▶ [Exercise requirements]: Say the number of lines containing the string "JSON", and say nothing else.

▶ [Exercise data]:
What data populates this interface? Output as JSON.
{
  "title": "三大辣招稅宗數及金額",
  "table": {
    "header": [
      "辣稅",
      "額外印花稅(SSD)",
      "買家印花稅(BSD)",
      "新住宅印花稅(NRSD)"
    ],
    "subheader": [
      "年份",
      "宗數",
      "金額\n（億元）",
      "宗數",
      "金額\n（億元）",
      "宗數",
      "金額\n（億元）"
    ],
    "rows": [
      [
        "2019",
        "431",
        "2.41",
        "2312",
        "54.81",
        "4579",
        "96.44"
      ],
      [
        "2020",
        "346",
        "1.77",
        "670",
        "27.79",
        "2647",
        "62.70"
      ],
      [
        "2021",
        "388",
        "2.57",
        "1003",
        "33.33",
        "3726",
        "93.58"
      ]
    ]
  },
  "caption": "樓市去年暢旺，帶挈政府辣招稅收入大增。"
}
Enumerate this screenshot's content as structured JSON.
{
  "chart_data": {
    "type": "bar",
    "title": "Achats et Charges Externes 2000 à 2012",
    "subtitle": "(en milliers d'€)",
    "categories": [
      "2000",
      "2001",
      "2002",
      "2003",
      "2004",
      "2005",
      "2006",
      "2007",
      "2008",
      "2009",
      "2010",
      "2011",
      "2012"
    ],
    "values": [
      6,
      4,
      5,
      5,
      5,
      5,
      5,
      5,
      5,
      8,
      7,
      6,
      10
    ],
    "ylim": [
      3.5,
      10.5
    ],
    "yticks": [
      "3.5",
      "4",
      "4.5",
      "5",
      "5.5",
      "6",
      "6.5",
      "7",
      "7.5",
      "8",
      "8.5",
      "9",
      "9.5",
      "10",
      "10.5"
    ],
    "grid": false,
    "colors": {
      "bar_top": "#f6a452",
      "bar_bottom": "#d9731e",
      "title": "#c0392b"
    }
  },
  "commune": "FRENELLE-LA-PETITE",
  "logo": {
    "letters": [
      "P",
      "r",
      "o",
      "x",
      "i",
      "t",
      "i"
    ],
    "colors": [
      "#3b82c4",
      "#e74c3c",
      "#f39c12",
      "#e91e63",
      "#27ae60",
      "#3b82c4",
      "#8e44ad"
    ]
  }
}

▶ [Output of the exercise]: 2